• DATA FOR PROCESSING:
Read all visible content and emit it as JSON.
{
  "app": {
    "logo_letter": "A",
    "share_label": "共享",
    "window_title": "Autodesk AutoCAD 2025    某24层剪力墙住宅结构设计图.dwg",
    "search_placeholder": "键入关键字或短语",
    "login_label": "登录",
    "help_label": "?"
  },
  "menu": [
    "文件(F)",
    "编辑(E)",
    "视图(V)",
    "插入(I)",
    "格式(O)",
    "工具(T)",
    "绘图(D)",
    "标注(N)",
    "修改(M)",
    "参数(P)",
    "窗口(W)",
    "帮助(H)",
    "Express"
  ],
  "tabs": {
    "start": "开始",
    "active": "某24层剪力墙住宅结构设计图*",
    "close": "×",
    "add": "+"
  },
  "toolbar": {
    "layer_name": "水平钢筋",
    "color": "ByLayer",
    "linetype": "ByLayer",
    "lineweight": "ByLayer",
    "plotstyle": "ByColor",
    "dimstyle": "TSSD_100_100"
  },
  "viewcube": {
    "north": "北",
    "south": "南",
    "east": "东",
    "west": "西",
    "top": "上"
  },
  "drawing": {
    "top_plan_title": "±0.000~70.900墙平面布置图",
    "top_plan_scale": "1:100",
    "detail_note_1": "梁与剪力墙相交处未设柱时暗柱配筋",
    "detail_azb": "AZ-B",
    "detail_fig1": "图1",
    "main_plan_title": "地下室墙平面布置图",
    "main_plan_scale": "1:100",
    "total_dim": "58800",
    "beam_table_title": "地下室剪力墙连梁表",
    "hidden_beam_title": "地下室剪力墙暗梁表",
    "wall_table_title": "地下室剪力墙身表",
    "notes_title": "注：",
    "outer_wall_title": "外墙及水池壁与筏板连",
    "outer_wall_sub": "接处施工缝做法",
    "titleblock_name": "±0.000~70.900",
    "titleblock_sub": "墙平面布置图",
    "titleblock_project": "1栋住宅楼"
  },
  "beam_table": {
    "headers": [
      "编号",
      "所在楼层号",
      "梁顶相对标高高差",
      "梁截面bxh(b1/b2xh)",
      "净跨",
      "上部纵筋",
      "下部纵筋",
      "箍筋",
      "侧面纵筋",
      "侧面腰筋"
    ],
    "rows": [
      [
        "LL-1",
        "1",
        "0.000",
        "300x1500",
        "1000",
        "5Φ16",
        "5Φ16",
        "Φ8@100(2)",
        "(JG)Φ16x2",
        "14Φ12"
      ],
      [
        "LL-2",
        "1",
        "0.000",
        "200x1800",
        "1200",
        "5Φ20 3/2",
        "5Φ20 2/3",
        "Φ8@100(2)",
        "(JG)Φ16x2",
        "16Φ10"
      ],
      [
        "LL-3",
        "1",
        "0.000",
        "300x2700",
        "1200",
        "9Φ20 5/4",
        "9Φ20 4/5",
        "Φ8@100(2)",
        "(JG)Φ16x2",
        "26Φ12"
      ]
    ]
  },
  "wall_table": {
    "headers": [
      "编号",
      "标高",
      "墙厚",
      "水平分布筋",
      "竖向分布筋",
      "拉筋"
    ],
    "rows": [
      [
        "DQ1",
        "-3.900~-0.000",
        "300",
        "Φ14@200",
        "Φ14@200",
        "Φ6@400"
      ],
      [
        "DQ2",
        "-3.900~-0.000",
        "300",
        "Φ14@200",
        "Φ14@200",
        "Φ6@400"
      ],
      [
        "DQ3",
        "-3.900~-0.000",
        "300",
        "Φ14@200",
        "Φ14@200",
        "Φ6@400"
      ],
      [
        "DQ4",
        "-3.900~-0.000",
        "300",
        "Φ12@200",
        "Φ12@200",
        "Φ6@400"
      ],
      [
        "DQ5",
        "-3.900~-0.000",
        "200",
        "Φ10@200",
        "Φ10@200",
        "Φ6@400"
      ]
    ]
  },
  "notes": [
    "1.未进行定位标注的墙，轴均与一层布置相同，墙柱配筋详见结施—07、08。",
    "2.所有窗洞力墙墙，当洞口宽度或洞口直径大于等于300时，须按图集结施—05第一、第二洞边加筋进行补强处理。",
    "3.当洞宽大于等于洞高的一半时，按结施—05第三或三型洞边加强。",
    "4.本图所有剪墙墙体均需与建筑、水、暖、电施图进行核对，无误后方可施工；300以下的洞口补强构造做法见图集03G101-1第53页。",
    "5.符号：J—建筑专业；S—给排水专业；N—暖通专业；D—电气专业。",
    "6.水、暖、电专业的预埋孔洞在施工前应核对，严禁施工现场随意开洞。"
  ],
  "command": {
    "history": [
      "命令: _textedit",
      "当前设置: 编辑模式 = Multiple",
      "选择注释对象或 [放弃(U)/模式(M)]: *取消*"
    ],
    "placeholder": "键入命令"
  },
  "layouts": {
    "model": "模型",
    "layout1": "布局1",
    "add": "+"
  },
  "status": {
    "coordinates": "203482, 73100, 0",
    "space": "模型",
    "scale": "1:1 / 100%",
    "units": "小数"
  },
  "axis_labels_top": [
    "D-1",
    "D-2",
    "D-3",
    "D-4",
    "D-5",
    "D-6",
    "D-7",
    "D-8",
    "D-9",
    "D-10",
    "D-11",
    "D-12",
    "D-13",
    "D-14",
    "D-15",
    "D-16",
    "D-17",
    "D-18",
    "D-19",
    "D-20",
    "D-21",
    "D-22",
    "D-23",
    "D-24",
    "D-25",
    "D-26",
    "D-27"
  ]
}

• STATED PROBLEM:
Pick out and copy every line that contains the word "ByLayer".

• TASK OUTPUT:
    "color": "ByLayer",
    "linetype": "ByLayer",
    "lineweight": "ByLayer",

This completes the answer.